### [Records for this exercise]
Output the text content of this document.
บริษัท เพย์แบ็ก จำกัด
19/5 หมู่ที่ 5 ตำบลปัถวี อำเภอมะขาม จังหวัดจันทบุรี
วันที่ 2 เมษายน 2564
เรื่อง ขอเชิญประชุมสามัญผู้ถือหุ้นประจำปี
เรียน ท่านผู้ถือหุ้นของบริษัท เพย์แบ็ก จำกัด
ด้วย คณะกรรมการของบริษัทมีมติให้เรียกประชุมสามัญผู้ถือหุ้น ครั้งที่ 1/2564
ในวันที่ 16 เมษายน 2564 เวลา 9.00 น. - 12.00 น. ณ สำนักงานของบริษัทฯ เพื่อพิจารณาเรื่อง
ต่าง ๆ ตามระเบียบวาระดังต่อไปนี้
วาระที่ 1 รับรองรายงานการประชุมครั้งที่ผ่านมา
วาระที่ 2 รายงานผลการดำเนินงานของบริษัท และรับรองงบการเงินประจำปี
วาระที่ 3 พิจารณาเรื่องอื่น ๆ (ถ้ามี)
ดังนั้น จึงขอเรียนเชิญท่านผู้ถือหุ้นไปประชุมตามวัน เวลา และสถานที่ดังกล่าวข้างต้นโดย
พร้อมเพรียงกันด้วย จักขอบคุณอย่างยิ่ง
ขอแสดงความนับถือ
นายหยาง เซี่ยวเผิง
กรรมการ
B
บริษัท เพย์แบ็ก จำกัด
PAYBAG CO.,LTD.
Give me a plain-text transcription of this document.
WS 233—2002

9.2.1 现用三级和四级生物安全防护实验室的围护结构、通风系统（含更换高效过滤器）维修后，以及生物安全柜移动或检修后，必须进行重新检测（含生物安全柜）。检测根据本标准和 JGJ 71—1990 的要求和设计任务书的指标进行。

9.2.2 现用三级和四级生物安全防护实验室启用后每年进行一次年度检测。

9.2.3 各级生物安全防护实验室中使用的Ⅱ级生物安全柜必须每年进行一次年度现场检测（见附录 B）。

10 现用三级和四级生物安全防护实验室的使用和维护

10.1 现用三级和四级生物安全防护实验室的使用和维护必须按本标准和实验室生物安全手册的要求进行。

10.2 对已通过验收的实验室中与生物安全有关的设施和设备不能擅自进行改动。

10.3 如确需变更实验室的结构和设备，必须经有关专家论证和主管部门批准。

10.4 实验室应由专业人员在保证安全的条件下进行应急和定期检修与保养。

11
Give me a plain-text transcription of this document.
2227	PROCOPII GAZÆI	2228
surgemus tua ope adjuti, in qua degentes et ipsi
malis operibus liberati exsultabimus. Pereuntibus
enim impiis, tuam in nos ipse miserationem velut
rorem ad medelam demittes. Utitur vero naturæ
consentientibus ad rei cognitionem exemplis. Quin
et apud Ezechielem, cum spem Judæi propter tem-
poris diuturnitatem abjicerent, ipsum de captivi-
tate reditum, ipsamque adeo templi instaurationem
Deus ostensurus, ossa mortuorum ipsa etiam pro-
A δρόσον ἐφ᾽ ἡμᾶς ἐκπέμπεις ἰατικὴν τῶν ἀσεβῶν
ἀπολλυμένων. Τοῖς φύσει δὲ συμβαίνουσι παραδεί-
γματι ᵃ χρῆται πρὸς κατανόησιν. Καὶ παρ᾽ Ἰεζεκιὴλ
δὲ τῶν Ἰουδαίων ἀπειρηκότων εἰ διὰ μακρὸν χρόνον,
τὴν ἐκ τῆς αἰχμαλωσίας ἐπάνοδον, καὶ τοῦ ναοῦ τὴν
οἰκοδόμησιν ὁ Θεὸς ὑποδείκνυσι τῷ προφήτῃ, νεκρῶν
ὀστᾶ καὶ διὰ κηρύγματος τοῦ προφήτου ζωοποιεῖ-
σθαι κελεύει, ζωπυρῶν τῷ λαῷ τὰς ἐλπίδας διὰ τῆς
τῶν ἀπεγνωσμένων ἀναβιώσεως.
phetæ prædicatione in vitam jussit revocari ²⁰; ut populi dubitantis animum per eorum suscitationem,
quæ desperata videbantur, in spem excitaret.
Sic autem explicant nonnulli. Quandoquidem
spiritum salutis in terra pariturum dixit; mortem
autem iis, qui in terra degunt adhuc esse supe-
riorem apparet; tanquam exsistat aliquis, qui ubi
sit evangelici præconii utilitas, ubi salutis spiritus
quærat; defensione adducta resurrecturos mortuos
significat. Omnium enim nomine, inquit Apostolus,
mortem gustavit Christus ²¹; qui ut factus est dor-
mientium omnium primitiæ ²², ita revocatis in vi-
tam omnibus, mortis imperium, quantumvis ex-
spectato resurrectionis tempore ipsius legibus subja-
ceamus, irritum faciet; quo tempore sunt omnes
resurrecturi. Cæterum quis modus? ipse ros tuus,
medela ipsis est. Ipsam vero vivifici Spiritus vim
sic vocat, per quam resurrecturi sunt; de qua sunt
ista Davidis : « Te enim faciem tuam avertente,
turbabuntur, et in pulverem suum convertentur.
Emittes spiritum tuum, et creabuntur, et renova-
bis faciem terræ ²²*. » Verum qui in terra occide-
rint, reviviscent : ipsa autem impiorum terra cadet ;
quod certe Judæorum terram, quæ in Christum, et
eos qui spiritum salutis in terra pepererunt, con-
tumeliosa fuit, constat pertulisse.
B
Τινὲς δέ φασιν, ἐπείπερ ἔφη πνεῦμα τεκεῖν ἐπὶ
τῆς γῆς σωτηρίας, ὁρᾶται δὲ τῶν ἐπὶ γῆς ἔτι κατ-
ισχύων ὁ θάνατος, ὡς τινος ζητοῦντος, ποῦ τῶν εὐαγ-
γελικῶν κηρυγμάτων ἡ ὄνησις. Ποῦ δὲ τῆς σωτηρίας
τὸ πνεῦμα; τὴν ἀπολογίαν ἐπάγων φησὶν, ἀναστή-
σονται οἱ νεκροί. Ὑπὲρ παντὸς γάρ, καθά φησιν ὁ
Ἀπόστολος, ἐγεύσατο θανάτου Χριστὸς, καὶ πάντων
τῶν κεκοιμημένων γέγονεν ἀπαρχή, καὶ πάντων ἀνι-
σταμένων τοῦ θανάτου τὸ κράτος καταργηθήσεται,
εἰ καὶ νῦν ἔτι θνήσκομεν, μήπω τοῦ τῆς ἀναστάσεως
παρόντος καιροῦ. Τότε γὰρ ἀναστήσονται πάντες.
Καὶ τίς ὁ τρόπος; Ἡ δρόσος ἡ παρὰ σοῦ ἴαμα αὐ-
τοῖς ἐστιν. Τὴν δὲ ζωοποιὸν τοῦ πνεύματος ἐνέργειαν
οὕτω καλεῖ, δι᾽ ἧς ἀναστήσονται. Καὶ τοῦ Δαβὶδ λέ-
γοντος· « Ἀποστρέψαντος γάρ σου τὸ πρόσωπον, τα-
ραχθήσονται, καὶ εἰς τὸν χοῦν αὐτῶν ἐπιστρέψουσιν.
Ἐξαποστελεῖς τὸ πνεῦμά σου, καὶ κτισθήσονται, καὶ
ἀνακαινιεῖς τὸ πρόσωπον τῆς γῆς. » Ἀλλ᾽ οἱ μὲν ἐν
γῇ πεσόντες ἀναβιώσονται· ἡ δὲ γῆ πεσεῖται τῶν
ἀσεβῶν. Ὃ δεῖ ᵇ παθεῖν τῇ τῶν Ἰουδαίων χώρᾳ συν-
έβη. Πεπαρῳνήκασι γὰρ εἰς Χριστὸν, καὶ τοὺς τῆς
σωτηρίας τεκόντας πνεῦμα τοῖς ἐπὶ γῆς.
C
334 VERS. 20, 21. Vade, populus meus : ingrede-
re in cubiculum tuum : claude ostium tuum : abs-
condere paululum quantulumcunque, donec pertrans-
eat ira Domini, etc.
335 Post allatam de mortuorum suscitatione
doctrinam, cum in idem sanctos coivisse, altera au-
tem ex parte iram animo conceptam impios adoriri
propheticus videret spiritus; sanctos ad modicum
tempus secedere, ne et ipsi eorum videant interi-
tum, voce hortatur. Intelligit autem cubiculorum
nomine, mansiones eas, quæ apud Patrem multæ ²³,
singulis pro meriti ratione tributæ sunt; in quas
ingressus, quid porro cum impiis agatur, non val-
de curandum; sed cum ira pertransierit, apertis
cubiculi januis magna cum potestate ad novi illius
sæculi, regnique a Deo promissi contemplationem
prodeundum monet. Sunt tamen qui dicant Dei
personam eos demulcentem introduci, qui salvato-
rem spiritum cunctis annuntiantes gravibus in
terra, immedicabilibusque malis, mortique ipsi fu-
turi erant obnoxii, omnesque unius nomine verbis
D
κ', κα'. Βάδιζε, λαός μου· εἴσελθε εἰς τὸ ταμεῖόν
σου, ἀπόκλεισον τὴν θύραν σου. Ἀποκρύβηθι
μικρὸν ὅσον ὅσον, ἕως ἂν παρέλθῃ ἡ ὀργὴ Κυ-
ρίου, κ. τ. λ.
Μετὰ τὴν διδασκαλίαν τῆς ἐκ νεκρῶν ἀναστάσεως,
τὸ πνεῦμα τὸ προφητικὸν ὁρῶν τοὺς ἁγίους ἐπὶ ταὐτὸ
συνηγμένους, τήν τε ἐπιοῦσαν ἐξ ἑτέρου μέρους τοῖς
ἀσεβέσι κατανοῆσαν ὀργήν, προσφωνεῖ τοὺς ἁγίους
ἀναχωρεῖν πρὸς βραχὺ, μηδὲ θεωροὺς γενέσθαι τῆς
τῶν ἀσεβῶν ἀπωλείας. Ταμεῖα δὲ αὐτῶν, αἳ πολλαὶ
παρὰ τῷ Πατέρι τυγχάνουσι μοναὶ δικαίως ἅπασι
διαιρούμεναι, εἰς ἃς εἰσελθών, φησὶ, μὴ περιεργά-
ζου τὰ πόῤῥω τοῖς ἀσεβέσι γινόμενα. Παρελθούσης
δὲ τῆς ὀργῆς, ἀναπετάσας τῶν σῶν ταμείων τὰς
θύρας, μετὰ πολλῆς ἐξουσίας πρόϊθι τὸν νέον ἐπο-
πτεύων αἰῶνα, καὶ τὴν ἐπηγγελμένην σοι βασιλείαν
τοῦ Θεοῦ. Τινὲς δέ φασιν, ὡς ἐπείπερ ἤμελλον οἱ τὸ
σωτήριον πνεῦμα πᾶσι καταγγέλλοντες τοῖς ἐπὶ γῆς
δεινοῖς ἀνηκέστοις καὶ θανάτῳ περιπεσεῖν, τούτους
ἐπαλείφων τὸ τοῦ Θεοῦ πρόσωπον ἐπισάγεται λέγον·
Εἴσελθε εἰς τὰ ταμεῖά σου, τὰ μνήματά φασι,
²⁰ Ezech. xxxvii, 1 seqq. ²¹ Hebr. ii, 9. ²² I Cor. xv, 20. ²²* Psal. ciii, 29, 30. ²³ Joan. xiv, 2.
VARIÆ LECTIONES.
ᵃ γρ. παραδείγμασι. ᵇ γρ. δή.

### [Aim]
Which lines contain "tempore"? Copy each of them out.

### [Exercise output]
spectato resurrectionis tempore ipsius legibus subja-
ceamus, irritum faciet; quo tempore sunt omnes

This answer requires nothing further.